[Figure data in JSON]

==========

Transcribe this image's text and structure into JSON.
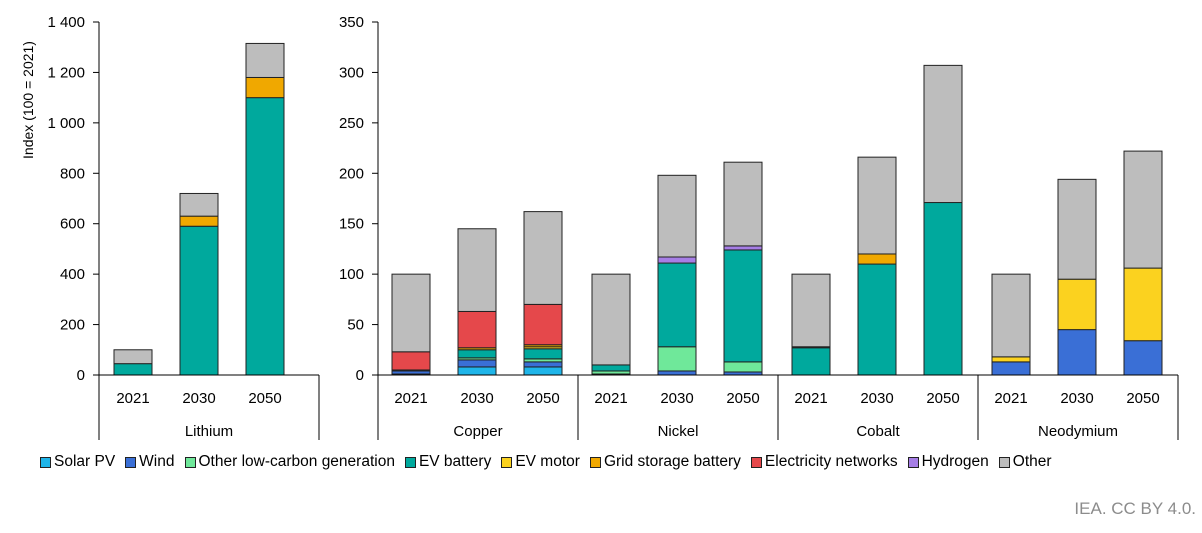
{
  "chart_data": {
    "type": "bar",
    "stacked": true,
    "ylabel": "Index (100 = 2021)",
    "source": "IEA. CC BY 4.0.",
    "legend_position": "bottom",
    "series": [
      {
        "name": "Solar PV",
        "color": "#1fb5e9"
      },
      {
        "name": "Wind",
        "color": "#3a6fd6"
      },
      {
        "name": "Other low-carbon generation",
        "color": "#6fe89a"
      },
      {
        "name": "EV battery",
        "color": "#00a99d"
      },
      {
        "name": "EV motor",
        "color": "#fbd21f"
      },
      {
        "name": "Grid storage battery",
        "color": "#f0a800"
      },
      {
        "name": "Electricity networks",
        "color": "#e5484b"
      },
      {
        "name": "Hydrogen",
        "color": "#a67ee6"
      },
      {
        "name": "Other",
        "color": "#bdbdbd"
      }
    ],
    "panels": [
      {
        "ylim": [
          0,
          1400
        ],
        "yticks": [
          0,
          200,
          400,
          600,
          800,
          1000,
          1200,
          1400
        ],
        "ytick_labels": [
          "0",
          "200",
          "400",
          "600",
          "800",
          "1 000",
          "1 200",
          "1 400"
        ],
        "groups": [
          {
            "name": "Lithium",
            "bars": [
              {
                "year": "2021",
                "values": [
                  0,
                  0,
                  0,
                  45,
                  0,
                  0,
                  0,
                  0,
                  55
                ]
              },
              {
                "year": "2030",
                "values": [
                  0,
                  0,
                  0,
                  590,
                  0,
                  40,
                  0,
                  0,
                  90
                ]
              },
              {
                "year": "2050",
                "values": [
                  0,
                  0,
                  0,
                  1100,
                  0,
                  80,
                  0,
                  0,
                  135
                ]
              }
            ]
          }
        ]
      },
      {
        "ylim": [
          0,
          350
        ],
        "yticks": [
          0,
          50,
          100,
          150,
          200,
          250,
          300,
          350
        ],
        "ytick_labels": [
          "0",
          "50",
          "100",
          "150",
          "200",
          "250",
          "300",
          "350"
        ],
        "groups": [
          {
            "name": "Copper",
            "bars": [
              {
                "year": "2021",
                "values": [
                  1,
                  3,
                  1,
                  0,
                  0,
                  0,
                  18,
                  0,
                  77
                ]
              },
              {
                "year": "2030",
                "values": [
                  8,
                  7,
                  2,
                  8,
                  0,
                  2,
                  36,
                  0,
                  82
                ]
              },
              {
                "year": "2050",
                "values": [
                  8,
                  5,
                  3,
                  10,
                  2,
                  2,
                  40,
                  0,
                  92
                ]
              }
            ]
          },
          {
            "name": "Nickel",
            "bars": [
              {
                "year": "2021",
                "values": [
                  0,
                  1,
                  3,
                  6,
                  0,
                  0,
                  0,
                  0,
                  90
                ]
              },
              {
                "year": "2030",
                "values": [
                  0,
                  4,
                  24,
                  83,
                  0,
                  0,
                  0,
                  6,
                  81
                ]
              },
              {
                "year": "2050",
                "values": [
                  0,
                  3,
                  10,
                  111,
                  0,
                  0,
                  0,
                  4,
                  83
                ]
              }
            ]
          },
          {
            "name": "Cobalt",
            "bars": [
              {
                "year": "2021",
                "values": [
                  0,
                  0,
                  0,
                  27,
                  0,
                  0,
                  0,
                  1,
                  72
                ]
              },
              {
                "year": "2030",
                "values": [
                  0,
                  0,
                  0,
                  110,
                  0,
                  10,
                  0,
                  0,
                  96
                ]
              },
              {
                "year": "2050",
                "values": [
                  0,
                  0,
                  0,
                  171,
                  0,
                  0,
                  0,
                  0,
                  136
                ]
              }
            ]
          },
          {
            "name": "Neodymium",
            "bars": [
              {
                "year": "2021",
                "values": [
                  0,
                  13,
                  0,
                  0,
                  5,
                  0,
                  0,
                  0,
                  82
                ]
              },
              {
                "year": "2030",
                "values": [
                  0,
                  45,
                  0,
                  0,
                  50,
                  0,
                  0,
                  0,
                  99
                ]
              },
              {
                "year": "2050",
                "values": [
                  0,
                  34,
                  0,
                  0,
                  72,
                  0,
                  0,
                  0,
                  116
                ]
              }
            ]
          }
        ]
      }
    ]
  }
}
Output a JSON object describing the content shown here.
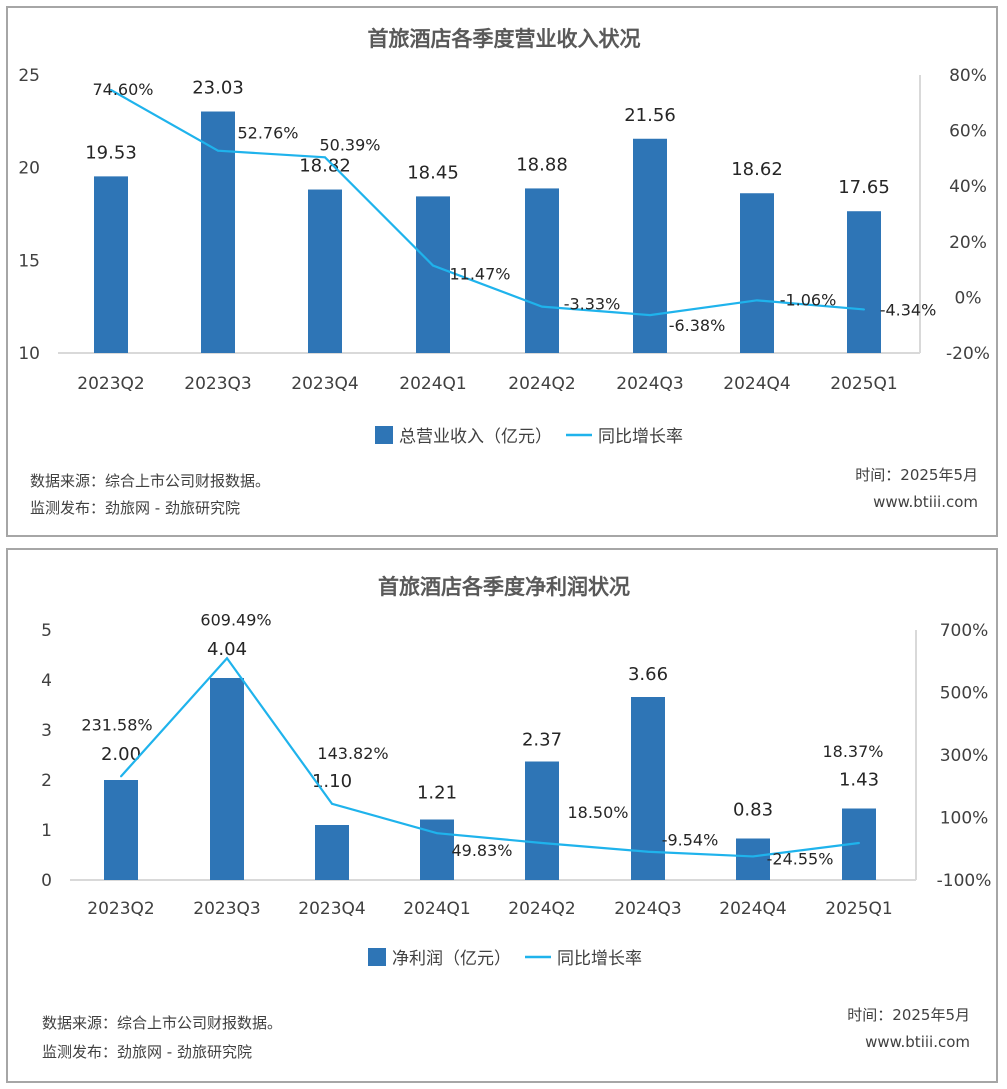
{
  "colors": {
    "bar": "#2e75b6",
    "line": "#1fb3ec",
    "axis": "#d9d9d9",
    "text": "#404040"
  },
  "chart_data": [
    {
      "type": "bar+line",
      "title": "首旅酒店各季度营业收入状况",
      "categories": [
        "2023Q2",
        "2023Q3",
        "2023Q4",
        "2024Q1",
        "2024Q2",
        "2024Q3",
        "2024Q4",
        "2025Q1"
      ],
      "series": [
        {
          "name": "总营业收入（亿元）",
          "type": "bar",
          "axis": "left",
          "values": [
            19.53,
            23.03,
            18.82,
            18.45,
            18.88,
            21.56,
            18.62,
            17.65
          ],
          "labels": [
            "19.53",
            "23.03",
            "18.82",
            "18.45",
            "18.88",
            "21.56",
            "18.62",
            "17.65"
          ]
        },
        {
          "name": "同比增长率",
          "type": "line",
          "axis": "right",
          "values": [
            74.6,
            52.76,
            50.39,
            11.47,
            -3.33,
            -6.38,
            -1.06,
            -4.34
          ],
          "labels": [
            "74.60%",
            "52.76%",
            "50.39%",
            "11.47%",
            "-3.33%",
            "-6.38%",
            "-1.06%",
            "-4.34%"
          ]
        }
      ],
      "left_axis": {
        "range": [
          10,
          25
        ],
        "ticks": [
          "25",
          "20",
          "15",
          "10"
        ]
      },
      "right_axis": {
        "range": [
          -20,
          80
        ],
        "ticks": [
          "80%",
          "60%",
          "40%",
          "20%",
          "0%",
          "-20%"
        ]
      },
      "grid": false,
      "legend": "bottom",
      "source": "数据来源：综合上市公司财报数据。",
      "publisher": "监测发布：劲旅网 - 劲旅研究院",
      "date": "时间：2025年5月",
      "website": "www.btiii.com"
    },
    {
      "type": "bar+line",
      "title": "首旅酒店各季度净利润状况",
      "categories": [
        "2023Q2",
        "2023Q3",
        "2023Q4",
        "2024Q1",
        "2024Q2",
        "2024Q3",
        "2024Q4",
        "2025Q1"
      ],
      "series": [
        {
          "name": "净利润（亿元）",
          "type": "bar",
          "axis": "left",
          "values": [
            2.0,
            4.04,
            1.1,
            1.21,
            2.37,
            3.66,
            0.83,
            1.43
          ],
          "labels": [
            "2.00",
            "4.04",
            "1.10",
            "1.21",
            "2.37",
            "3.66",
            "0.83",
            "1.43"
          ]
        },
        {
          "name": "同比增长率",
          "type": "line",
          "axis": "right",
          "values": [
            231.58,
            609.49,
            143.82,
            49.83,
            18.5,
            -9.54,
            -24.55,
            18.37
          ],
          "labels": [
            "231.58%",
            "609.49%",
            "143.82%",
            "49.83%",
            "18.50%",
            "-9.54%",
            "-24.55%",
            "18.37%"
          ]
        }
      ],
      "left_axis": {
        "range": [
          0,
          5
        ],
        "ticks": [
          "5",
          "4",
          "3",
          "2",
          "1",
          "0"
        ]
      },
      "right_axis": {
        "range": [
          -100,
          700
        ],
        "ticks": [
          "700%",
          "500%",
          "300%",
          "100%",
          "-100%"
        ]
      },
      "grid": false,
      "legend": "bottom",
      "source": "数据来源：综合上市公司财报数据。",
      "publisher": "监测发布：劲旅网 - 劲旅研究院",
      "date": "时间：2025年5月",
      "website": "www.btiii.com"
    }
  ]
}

==========

Leave the pictures out and write out every entry exactly as given.

Transcribe this image's text and structure into JSON.
{
  "chart_data": {
    "type": "bar",
    "stacked": true,
    "ylabel": "Index (100 = 2021)",
    "source": "IEA. CC BY 4.0.",
    "legend_position": "bottom",
    "series": [
      {
        "name": "Solar PV",
        "color": "#1fb5e9"
      },
      {
        "name": "Wind",
        "color": "#3a6fd6"
      },
      {
        "name": "Other low-carbon generation",
        "color": "#6fe89a"
      },
      {
        "name": "EV battery",
        "color": "#00a99d"
      },
      {
        "name": "EV motor",
        "color": "#fbd21f"
      },
      {
        "name": "Grid storage battery",
        "color": "#f0a800"
      },
      {
        "name": "Electricity networks",
        "color": "#e5484b"
      },
      {
        "name": "Hydrogen",
        "color": "#a67ee6"
      },
      {
        "name": "Other",
        "color": "#bdbdbd"
      }
    ],
    "panels": [
      {
        "ylim": [
          0,
          1400
        ],
        "yticks": [
          0,
          200,
          400,
          600,
          800,
          1000,
          1200,
          1400
        ],
        "ytick_labels": [
          "0",
          "200",
          "400",
          "600",
          "800",
          "1 000",
          "1 200",
          "1 400"
        ],
        "groups": [
          {
            "name": "Lithium",
            "bars": [
              {
                "year": "2021",
                "values": [
                  0,
                  0,
                  0,
                  45,
                  0,
                  0,
                  0,
                  0,
                  55
                ]
              },
              {
                "year": "2030",
                "values": [
                  0,
                  0,
                  0,
                  590,
                  0,
                  40,
                  0,
                  0,
                  90
                ]
              },
              {
                "year": "2050",
                "values": [
                  0,
                  0,
                  0,
                  1100,
                  0,
                  80,
                  0,
                  0,
                  135
                ]
              }
            ]
          }
        ]
      },
      {
        "ylim": [
          0,
          350
        ],
        "yticks": [
          0,
          50,
          100,
          150,
          200,
          250,
          300,
          350
        ],
        "ytick_labels": [
          "0",
          "50",
          "100",
          "150",
          "200",
          "250",
          "300",
          "350"
        ],
        "groups": [
          {
            "name": "Copper",
            "bars": [
              {
                "year": "2021",
                "values": [
                  1,
                  3,
                  1,
                  0,
                  0,
                  0,
                  18,
                  0,
                  77
                ]
              },
              {
                "year": "2030",
                "values": [
                  8,
                  7,
                  2,
                  8,
                  0,
                  2,
                  36,
                  0,
                  82
                ]
              },
              {
                "year": "2050",
                "values": [
                  8,
                  5,
                  3,
                  10,
                  2,
                  2,
                  40,
                  0,
                  92
                ]
              }
            ]
          },
          {
            "name": "Nickel",
            "bars": [
              {
                "year": "2021",
                "values": [
                  0,
                  1,
                  3,
                  6,
                  0,
                  0,
                  0,
                  0,
                  90
                ]
              },
              {
                "year": "2030",
                "values": [
                  0,
                  4,
                  24,
                  83,
                  0,
                  0,
                  0,
                  6,
                  81
                ]
              },
              {
                "year": "2050",
                "values": [
                  0,
                  3,
                  10,
                  111,
                  0,
                  0,
                  0,
                  4,
                  83
                ]
              }
            ]
          },
          {
            "name": "Cobalt",
            "bars": [
              {
                "year": "2021",
                "values": [
                  0,
                  0,
                  0,
                  27,
                  0,
                  0,
                  0,
                  1,
                  72
                ]
              },
              {
                "year": "2030",
                "values": [
                  0,
                  0,
                  0,
                  110,
                  0,
                  10,
                  0,
                  0,
                  96
                ]
              },
              {
                "year": "2050",
                "values": [
                  0,
                  0,
                  0,
                  171,
                  0,
                  0,
                  0,
                  0,
                  136
                ]
              }
            ]
          },
          {
            "name": "Neodymium",
            "bars": [
              {
                "year": "2021",
                "values": [
                  0,
                  13,
                  0,
                  0,
                  5,
                  0,
                  0,
                  0,
                  82
                ]
              },
              {
                "year": "2030",
                "values": [
                  0,
                  45,
                  0,
                  0,
                  50,
                  0,
                  0,
                  0,
                  99
                ]
              },
              {
                "year": "2050",
                "values": [
                  0,
                  34,
                  0,
                  0,
                  72,
                  0,
                  0,
                  0,
                  116
                ]
              }
            ]
          }
        ]
      }
    ]
  }
}
Output a JSON object describing the content shown here.
{
  "colors": {
    "bar": "#2e75b6",
    "line": "#1fb3ec",
    "axis": "#d9d9d9",
    "text": "#404040"
  },
  "chart_data": [
    {
      "type": "bar+line",
      "title": "首旅酒店各季度营业收入状况",
      "categories": [
        "2023Q2",
        "2023Q3",
        "2023Q4",
        "2024Q1",
        "2024Q2",
        "2024Q3",
        "2024Q4",
        "2025Q1"
      ],
      "series": [
        {
          "name": "总营业收入（亿元）",
          "type": "bar",
          "axis": "left",
          "values": [
            19.53,
            23.03,
            18.82,
            18.45,
            18.88,
            21.56,
            18.62,
            17.65
          ],
          "labels": [
            "19.53",
            "23.03",
            "18.82",
            "18.45",
            "18.88",
            "21.56",
            "18.62",
            "17.65"
          ]
        },
        {
          "name": "同比增长率",
          "type": "line",
          "axis": "right",
          "values": [
            74.6,
            52.76,
            50.39,
            11.47,
            -3.33,
            -6.38,
            -1.06,
            -4.34
          ],
          "labels": [
            "74.60%",
            "52.76%",
            "50.39%",
            "11.47%",
            "-3.33%",
            "-6.38%",
            "-1.06%",
            "-4.34%"
          ]
        }
      ],
      "left_axis": {
        "range": [
          10,
          25
        ],
        "ticks": [
          "25",
          "20",
          "15",
          "10"
        ]
      },
      "right_axis": {
        "range": [
          -20,
          80
        ],
        "ticks": [
          "80%",
          "60%",
          "40%",
          "20%",
          "0%",
          "-20%"
        ]
      },
      "grid": false,
      "legend": "bottom",
      "source": "数据来源：综合上市公司财报数据。",
      "publisher": "监测发布：劲旅网 - 劲旅研究院",
      "date": "时间：2025年5月",
      "website": "www.btiii.com"
    },
    {
      "type": "bar+line",
      "title": "首旅酒店各季度净利润状况",
      "categories": [
        "2023Q2",
        "2023Q3",
        "2023Q4",
        "2024Q1",
        "2024Q2",
        "2024Q3",
        "2024Q4",
        "2025Q1"
      ],
      "series": [
        {
          "name": "净利润（亿元）",
          "type": "bar",
          "axis": "left",
          "values": [
            2.0,
            4.04,
            1.1,
            1.21,
            2.37,
            3.66,
            0.83,
            1.43
          ],
          "labels": [
            "2.00",
            "4.04",
            "1.10",
            "1.21",
            "2.37",
            "3.66",
            "0.83",
            "1.43"
          ]
        },
        {
          "name": "同比增长率",
          "type": "line",
          "axis": "right",
          "values": [
            231.58,
            609.49,
            143.82,
            49.83,
            18.5,
            -9.54,
            -24.55,
            18.37
          ],
          "labels": [
            "231.58%",
            "609.49%",
            "143.82%",
            "49.83%",
            "18.50%",
            "-9.54%",
            "-24.55%",
            "18.37%"
          ]
        }
      ],
      "left_axis": {
        "range": [
          0,
          5
        ],
        "ticks": [
          "5",
          "4",
          "3",
          "2",
          "1",
          "0"
        ]
      },
      "right_axis": {
        "range": [
          -100,
          700
        ],
        "ticks": [
          "700%",
          "500%",
          "300%",
          "100%",
          "-100%"
        ]
      },
      "grid": false,
      "legend": "bottom",
      "source": "数据来源：综合上市公司财报数据。",
      "publisher": "监测发布：劲旅网 - 劲旅研究院",
      "date": "时间：2025年5月",
      "website": "www.btiii.com"
    }
  ]
}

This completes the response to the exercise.